Copy each line containing the word "дома" from the records that follow, please.
[Start]
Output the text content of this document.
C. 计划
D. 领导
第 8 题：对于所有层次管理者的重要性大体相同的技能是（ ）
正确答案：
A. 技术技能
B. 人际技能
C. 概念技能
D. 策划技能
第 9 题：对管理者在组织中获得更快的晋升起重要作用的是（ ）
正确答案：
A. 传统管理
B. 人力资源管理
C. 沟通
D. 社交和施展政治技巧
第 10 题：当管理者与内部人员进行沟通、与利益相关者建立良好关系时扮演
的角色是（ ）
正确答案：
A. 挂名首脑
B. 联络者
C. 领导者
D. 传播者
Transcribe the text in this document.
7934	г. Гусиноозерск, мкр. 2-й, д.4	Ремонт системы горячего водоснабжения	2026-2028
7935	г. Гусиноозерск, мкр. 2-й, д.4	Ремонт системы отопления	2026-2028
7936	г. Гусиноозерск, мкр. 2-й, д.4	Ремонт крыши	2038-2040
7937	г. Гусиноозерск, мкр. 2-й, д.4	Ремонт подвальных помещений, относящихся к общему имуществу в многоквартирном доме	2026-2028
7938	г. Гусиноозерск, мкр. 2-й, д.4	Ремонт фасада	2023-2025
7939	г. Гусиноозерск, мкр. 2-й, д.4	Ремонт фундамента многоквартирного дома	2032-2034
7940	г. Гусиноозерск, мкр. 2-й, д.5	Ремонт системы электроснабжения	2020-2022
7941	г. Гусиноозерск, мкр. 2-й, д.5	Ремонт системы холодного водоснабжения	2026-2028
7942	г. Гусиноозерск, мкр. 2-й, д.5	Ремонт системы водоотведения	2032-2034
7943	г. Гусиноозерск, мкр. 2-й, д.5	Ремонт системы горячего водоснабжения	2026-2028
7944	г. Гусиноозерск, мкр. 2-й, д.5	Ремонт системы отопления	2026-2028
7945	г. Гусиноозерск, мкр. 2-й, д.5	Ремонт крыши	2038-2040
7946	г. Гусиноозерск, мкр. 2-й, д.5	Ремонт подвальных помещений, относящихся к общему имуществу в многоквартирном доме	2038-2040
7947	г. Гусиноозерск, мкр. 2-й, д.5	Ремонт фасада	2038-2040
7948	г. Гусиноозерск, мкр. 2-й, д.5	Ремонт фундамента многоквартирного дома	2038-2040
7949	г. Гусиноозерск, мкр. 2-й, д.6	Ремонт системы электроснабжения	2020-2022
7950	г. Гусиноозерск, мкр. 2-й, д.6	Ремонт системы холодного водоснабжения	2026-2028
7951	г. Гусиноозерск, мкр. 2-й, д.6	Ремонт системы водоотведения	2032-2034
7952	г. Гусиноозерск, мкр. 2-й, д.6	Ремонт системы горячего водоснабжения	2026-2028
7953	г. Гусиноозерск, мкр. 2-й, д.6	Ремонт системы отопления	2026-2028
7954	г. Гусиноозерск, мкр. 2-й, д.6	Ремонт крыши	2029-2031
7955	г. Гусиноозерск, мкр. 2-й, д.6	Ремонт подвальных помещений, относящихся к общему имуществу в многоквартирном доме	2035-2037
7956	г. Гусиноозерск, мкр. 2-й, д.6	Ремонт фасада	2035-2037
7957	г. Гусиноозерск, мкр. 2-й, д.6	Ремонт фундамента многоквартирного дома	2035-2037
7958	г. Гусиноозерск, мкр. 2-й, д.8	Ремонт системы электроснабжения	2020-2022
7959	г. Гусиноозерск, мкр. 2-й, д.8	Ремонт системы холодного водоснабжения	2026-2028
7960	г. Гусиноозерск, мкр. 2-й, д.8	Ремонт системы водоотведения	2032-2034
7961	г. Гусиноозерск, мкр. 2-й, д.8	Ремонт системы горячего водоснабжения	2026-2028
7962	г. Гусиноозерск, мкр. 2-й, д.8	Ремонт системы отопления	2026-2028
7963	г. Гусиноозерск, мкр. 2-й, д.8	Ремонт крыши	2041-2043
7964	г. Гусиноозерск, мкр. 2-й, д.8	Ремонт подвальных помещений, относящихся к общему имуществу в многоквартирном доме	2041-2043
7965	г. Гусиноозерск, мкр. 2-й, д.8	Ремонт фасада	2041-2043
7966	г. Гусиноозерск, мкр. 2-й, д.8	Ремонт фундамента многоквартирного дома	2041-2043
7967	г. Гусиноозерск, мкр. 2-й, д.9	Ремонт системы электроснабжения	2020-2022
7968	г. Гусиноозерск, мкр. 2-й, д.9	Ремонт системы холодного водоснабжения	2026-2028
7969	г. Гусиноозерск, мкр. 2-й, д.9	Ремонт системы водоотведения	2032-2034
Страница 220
[End]
(Correct output):
7939	г. Гусиноозерск, мкр. 2-й, д.4	Ремонт фундамента многоквартирного дома	2032-2034
7948	г. Гусиноозерск, мкр. 2-й, д.5	Ремонт фундамента многоквартирного дома	2038-2040
7957	г. Гусиноозерск, мкр. 2-й, д.6	Ремонт фундамента многоквартирного дома	2035-2037
7966	г. Гусиноозерск, мкр. 2-й, д.8	Ремонт фундамента многоквартирного дома	2041-2043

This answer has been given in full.